== SELECTED PASSAGE ==

>>>>

Spending time with Mr South Africa

We were lucky enough to spend some time with the Current Mr South Africa or Habib Noorbhai as he is known to his friends, coworkers, students and more than likely his mom just calls him Habib, we forgot to double check.

What we learnt from the current Mr South Africa other than he is a really nice guy and very driven is that he is kind and takes work seriously. He will be interviewed shortly on YLP and we will let you know when so you guys can hear how passionate he is about what he speaks about.

Little bit of basic background information Habib, he is an university lecturer and registered Biokineticist. He works with his charity The Humanitarians and is actively involved with the future development of cricket. Read our interview down below and start prepping questions for interview with YLP

Lets get started:

  • What advice about time management do you wish you had known when you started University?

Every minute and hour counts. Each hour you wasting is one step lost along your journey to your dreams. Example: sitting on the lawns and/or stairs at university may be fun but it will not get you very far. Your friends will eventually get married, have kids and you wont see most of them after you part ways to work. Have a balance but maintain a work to fun ratio of 3:1. If you want to accomplish more, then 4:1. It won’t make you a less sociable / fun person, I promise! 

  • A lot of students gain weight when they go to university, do you have any tips to help prevent the Student weight gain?

Sit less, stand more. Eat healthy, avoid ‘junk’ food, snacks or food given through a small window. Exercise more. A healthy body is a healthy mind and there is no better antidote than exercise, especially for students. The key however to weight loss is eating. Unfortunately we have to sacrifice our sugar cravings and what we love to reach our end goal  (PS: see next question)

  • Have you ever had to say no to things you have wanted to do, in order to focus on something less fun but better for your long-term goals?

Yes. Sacrifices are beautiful. It grows you as a person and as you get older you realise the bigger picture and that it was all done for good reason. Priorities are key and if you know what those are, then it will be very easy for you to put principles before passion.

  • To the students or scholars that are unsure about what is next, do you perhaps have some words of wisdom?

<<<<

== PROVIDED INFORMATION ==
>>>>

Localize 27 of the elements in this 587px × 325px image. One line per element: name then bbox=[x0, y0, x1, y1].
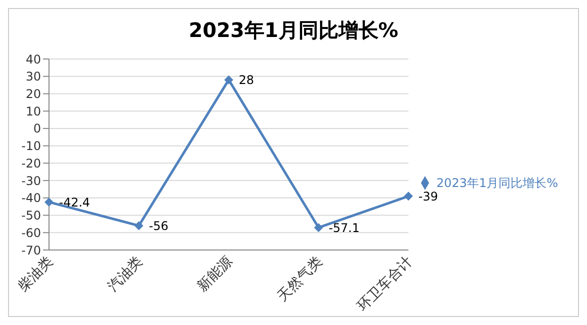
x-tick-label: 天然气类 bbox=[274, 254, 326, 305]
x-tick-label: 新能源 bbox=[194, 254, 236, 295]
x-tick-label: 汽油类 bbox=[104, 254, 146, 295]
data-label: -42.4 bbox=[59, 195, 90, 210]
legend-label: 2023年1月同比增长% bbox=[436, 176, 558, 190]
y-tick-label: 0 bbox=[33, 122, 41, 136]
y-tick-label: -30 bbox=[21, 174, 41, 188]
y-tick-label: 10 bbox=[26, 104, 41, 118]
point bbox=[224, 75, 234, 84]
data-label: -56 bbox=[148, 218, 168, 233]
y-tick-label: 30 bbox=[26, 70, 41, 84]
y-tick-label: -20 bbox=[21, 156, 41, 170]
chart-title: 2023年1月同比增长% bbox=[188, 17, 400, 44]
y-tick-label: -60 bbox=[21, 226, 41, 240]
y-tick-label: -50 bbox=[21, 208, 41, 223]
x-tick-label: 环卫车合计 bbox=[354, 254, 416, 315]
y-tick-label: -10 bbox=[21, 139, 41, 154]
data-label: 28 bbox=[238, 73, 254, 88]
point bbox=[44, 198, 54, 207]
point bbox=[404, 192, 413, 201]
y-tick-label: -40 bbox=[21, 191, 41, 206]
y-tick-label: 20 bbox=[26, 86, 41, 101]
point bbox=[314, 223, 324, 232]
data-label: -39 bbox=[418, 189, 438, 204]
point bbox=[134, 221, 144, 230]
data-label: -57.1 bbox=[328, 220, 360, 235]
y-tick-label: 40 bbox=[26, 52, 41, 66]
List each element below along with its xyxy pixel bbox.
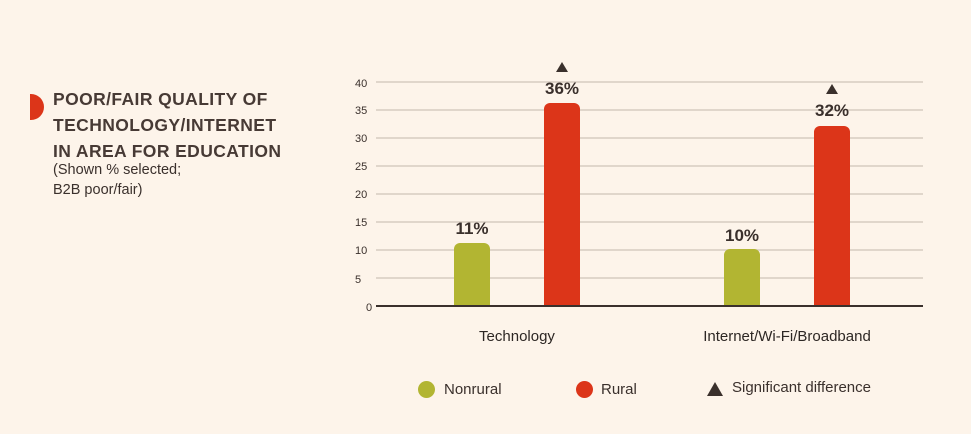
bar-value-label: 10% xyxy=(724,226,760,245)
y-tick-label: 35 xyxy=(355,105,368,117)
significance-triangle-icon xyxy=(826,84,838,94)
gridline xyxy=(376,81,923,83)
gridline xyxy=(376,249,923,251)
y-tick-label: 10 xyxy=(355,245,368,257)
legend-rural-swatch-icon xyxy=(576,381,593,398)
legend-significant-triangle-icon xyxy=(707,382,723,396)
category-label-technology: Technology xyxy=(479,328,555,345)
y-tick-label: 5 xyxy=(355,274,362,286)
bar-value-label: 11% xyxy=(455,219,489,238)
bar-technology-rural xyxy=(544,103,580,305)
y-tick-label: 25 xyxy=(355,161,368,173)
gridline xyxy=(376,193,923,195)
chart-subtitle: (Shown % selected; B2B poor/fair) xyxy=(53,160,181,200)
title-line: TECHNOLOGY/INTERNET xyxy=(53,115,277,135)
y-tick-label: 40 xyxy=(355,78,368,90)
legend-nonrural-swatch-icon xyxy=(418,381,435,398)
y-tick-label: 15 xyxy=(355,217,368,229)
legend-rural-label: Rural xyxy=(601,381,637,398)
chart-title: POOR/FAIR QUALITY OF TECHNOLOGY/INTERNET… xyxy=(53,86,281,164)
gridline xyxy=(376,277,923,279)
y-tick-label: 0 xyxy=(366,302,373,314)
category-label-internet: Internet/Wi-Fi/Broadband xyxy=(703,328,871,345)
subtitle-line: B2B poor/fair) xyxy=(53,182,143,198)
bar-internet-nonrural xyxy=(724,249,760,305)
title-line: IN AREA FOR EDUCATION xyxy=(53,141,282,161)
y-tick-label: 30 xyxy=(355,133,368,145)
legend-nonrural-label: Nonrural xyxy=(444,381,502,398)
bar-internet-rural xyxy=(814,126,850,305)
subtitle-line: (Shown % selected; xyxy=(53,162,182,178)
section-marker xyxy=(30,94,44,120)
bar-technology-nonrural xyxy=(454,243,490,305)
significance-triangle-icon xyxy=(556,62,568,72)
bar-value-label: 32% xyxy=(814,101,850,120)
legend-significant-label: Significant difference xyxy=(732,379,871,396)
x-axis-line xyxy=(376,305,923,307)
gridline xyxy=(376,109,923,111)
gridline xyxy=(376,221,923,223)
gridline xyxy=(376,165,923,167)
gridline xyxy=(376,137,923,139)
bar-value-label: 36% xyxy=(544,79,580,98)
title-line: POOR/FAIR QUALITY OF xyxy=(53,89,268,109)
y-tick-label: 20 xyxy=(355,189,368,201)
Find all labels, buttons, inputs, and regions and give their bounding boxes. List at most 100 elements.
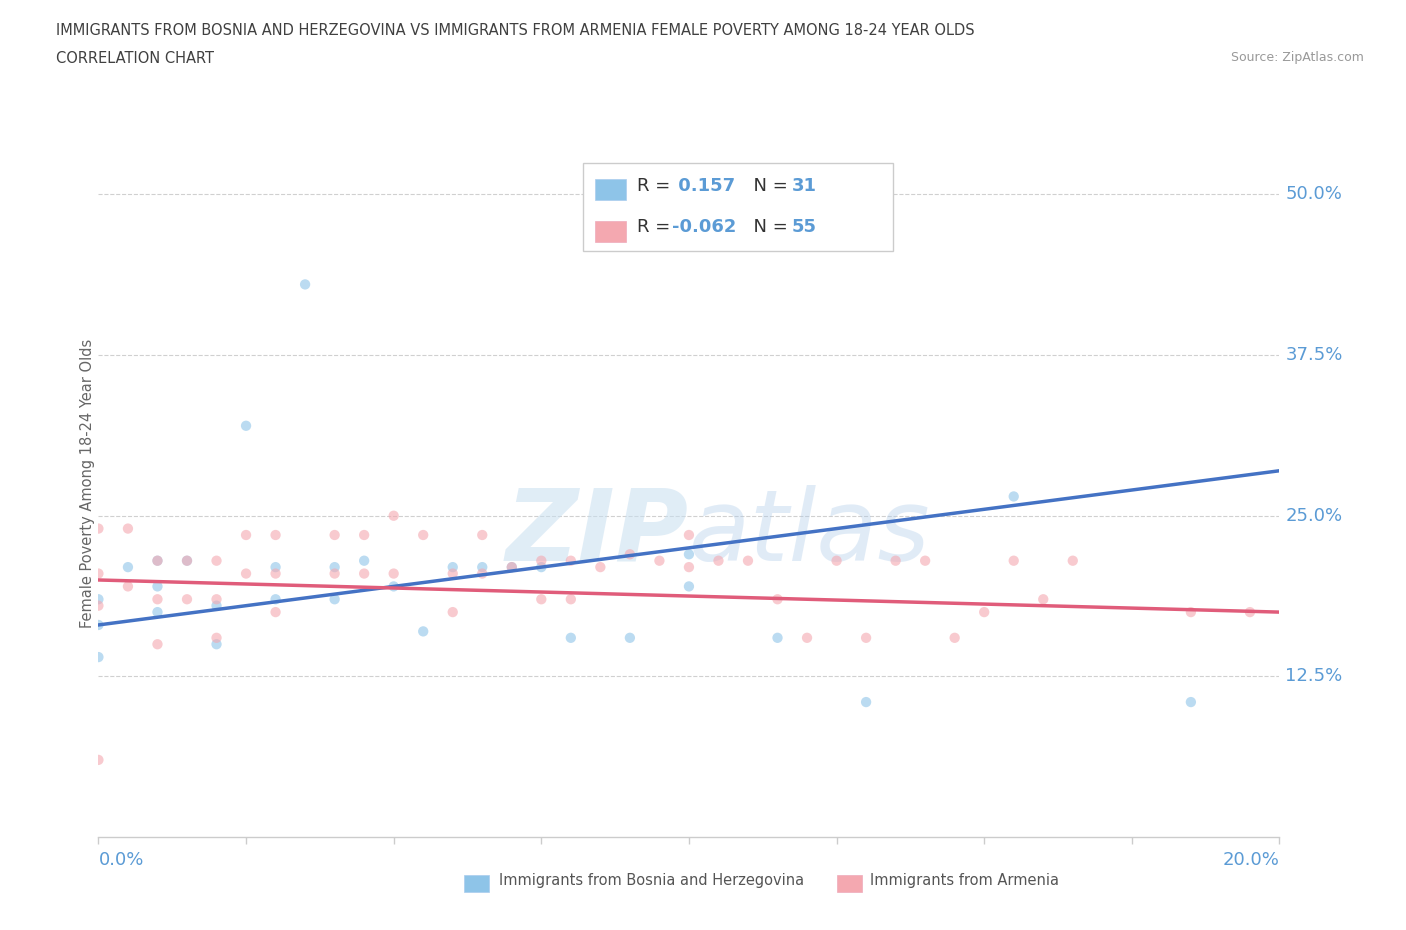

<<<<

== LIST OF TASKS ==
1. Print the Mr South Africa interview again word for word, from its title to its final line.
2. Identify every line in the entries that contains the string "elements", and copy each of those lines in full.

== COMPLETE ANSWERS ==
1.
Spending time with Mr South Africa

We were lucky enough to spend some time with the Current Mr South Africa or Habib Noorbhai as he is known to his friends, coworkers, students and more than likely his mom just calls him Habib, we forgot to double check.

What we learnt from the current Mr South Africa other than he is a really nice guy and very driven is that he is kind and takes work seriously. He will be interviewed shortly on YLP and we will let you know when so you guys can hear how passionate he is about what he speaks about.

Little bit of basic background information Habib, he is an university lecturer and registered Biokineticist. He works with his charity The Humanitarians and is actively involved with the future development of cricket. Read our interview down below and start prepping questions for interview with YLP

Lets get started:

  • What advice about time management do you wish you had known when you started University?

Every minute and hour counts. Each hour you wasting is one step lost along your journey to your dreams. Example: sitting on the lawns and/or stairs at university may be fun but it will not get you very far. Your friends will eventually get married, have kids and you wont see most of them after you part ways to work. Have a balance but maintain a work to fun ratio of 3:1. If you want to accomplish more, then 4:1. It won’t make you a less sociable / fun person, I promise! 

  • A lot of students gain weight when they go to university, do you have any tips to help prevent the Student weight gain?

Sit less, stand more. Eat healthy, avoid ‘junk’ food, snacks or food given through a small window. Exercise more. A healthy body is a healthy mind and there is no better antidote than exercise, especially for students. The key however to weight loss is eating. Unfortunately we have to sacrifice our sugar cravings and what we love to reach our end goal  (PS: see next question)

  • Have you ever had to say no to things you have wanted to do, in order to focus on something less fun but better for your long-term goals?

Yes. Sacrifices are beautiful. It grows you as a person and as you get older you realise the bigger picture and that it was all done for good reason. Priorities are key and if you know what those are, then it will be very easy for you to put principles before passion.

  • To the students or scholars that are unsure about what is next, do you perhaps have some words of wisdom?

2.
Localize 27 of the elements in this 587px × 325px image. One line per element: name then bbox=[x0, y0, x1, y1].
Find all labels, buttons, inputs, and regions and give their bounding boxes. List at most 100 elements.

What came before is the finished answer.